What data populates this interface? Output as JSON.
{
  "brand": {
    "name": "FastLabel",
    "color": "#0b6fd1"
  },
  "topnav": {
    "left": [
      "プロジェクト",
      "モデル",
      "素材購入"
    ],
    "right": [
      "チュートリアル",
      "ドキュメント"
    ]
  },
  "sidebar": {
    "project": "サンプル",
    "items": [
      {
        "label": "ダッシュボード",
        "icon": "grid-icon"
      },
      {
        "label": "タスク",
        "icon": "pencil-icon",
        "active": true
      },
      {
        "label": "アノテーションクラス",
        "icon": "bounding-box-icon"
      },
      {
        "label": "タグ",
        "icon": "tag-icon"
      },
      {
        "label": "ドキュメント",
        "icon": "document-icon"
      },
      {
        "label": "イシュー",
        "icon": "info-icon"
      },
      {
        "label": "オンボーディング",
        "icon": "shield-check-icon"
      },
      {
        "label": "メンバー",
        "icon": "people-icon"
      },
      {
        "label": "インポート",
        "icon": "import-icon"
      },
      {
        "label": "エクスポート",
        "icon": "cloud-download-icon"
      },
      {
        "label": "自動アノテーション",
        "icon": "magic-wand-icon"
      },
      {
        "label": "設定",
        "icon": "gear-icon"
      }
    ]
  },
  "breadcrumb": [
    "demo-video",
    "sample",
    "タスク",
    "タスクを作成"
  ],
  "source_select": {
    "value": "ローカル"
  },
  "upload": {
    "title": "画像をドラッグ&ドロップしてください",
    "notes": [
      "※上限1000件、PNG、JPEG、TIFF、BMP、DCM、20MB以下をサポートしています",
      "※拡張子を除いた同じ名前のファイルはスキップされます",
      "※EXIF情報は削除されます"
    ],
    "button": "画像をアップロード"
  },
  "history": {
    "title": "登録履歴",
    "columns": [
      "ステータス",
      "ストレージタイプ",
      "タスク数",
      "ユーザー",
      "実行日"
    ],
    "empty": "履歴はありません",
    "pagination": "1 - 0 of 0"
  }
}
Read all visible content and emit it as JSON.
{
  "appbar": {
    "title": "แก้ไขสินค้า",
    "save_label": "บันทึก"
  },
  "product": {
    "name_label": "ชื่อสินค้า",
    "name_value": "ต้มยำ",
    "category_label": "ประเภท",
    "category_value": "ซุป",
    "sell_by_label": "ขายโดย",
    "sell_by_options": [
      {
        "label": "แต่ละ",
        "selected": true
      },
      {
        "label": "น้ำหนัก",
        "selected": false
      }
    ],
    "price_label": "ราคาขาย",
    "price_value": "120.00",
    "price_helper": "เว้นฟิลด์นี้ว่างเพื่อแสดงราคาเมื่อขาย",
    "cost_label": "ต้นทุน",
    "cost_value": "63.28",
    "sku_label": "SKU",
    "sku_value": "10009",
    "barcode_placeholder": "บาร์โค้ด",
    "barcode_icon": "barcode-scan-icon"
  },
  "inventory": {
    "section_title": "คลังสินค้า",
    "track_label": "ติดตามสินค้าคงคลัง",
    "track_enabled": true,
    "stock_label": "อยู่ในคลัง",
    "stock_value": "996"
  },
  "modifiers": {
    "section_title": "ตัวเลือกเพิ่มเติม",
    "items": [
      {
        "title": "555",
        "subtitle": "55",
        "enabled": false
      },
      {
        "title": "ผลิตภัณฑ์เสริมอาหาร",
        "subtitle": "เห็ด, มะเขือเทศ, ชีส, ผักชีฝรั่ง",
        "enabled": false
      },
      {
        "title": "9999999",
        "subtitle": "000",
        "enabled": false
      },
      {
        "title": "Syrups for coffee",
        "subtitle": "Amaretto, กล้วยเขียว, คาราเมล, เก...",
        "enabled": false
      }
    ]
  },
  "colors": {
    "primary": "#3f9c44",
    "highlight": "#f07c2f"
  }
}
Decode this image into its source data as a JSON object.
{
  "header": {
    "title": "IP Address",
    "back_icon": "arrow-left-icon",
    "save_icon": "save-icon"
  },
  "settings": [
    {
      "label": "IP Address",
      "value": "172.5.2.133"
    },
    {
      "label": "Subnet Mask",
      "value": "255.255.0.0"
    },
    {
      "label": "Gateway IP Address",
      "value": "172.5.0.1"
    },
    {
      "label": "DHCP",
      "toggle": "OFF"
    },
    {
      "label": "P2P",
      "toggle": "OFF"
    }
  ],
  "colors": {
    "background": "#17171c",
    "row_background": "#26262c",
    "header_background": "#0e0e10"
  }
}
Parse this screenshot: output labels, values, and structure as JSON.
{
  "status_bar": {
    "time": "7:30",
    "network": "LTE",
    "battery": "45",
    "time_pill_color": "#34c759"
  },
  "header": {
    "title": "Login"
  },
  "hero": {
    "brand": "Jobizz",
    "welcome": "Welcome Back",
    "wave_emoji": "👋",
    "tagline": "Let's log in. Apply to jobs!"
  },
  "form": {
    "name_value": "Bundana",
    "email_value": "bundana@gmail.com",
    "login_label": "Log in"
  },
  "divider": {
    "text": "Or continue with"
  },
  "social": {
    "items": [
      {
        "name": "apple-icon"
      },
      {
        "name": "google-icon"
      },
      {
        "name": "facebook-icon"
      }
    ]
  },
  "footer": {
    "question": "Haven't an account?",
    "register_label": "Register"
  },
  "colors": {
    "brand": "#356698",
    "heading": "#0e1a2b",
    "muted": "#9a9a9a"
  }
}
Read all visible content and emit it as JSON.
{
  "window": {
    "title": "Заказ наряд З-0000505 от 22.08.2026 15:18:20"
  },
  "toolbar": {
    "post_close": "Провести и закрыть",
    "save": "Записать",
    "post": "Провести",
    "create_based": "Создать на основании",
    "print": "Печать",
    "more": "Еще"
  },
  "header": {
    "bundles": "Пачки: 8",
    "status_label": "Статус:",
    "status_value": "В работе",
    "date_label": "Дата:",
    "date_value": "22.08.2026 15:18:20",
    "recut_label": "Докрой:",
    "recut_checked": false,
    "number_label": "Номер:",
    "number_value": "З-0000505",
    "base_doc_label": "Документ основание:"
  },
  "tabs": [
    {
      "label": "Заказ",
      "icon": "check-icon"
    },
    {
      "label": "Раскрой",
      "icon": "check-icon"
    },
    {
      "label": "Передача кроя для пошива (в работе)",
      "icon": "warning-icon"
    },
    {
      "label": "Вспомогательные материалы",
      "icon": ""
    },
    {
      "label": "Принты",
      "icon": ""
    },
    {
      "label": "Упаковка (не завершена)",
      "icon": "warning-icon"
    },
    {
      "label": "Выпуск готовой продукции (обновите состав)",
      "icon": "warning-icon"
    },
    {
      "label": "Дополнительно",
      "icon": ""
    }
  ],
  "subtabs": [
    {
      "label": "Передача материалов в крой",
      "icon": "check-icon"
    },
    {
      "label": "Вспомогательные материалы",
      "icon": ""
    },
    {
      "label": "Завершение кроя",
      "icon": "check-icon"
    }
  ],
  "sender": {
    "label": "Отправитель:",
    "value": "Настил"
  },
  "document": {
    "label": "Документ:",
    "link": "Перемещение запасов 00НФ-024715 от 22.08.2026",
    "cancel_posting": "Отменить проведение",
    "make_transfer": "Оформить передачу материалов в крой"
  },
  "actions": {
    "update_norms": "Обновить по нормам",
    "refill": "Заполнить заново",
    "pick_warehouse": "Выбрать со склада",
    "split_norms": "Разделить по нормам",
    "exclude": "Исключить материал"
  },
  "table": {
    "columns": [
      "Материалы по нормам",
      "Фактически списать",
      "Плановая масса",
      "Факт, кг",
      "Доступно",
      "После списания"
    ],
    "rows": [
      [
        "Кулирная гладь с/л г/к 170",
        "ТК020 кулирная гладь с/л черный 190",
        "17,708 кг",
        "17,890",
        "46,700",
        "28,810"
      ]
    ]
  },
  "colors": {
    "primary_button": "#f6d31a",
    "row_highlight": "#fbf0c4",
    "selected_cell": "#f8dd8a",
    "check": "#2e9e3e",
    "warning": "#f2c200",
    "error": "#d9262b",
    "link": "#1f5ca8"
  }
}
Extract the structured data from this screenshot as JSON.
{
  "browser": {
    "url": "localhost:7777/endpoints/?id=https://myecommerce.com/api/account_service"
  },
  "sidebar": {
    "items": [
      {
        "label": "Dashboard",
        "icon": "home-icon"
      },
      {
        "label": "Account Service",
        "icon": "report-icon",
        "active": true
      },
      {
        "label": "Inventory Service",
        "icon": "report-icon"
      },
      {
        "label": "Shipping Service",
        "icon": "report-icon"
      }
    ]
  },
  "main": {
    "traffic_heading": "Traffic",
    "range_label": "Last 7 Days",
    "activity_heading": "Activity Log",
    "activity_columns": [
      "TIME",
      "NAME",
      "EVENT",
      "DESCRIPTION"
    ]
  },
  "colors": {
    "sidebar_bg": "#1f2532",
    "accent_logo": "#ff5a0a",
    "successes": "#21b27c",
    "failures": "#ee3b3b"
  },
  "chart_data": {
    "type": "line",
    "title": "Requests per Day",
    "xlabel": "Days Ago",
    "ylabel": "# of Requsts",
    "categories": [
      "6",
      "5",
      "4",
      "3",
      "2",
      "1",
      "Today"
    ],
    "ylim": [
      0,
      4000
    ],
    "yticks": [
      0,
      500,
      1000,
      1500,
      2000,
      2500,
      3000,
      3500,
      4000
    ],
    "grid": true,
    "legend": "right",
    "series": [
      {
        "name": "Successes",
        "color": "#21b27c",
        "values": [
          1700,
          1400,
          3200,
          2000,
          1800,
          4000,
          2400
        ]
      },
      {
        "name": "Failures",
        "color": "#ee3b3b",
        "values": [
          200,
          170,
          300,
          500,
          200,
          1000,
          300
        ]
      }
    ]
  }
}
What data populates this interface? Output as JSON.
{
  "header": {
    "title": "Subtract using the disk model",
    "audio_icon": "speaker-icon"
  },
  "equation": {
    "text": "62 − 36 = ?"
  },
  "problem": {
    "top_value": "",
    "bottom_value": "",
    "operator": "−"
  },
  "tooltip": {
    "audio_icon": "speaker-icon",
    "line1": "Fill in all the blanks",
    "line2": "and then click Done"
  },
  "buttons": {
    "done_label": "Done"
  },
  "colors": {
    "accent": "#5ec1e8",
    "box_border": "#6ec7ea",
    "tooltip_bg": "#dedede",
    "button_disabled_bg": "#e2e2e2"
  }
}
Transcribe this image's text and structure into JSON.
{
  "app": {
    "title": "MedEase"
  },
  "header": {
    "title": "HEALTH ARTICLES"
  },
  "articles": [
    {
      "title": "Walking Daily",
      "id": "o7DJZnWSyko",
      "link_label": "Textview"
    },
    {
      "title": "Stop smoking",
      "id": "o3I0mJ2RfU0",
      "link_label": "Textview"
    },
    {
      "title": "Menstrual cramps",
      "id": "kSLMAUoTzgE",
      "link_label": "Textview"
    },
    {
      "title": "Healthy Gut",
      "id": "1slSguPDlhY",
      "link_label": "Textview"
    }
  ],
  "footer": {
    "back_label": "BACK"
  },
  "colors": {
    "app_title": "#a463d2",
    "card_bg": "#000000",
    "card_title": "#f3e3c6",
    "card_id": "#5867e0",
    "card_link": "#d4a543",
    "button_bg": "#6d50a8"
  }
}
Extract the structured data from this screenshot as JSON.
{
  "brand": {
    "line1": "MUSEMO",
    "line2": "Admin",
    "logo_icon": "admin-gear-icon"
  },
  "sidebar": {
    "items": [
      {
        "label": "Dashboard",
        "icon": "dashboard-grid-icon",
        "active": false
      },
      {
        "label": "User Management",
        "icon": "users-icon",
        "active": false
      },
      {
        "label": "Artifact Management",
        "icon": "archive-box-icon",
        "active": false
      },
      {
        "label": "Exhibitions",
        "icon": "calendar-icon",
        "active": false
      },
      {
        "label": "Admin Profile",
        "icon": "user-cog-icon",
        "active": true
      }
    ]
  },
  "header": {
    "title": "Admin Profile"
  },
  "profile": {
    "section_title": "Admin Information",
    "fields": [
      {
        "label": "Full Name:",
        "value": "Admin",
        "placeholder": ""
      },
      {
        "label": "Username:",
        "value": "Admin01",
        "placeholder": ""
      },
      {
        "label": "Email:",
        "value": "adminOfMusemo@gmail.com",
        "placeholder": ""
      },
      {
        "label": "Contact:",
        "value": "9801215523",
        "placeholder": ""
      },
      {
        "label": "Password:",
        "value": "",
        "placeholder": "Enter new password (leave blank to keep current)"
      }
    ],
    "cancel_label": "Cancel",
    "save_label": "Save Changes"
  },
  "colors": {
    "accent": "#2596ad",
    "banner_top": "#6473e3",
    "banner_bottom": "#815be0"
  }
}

Exercise description →
From the listing, tally every line with the word "Передача" in it and give only the tally.

Task response →
2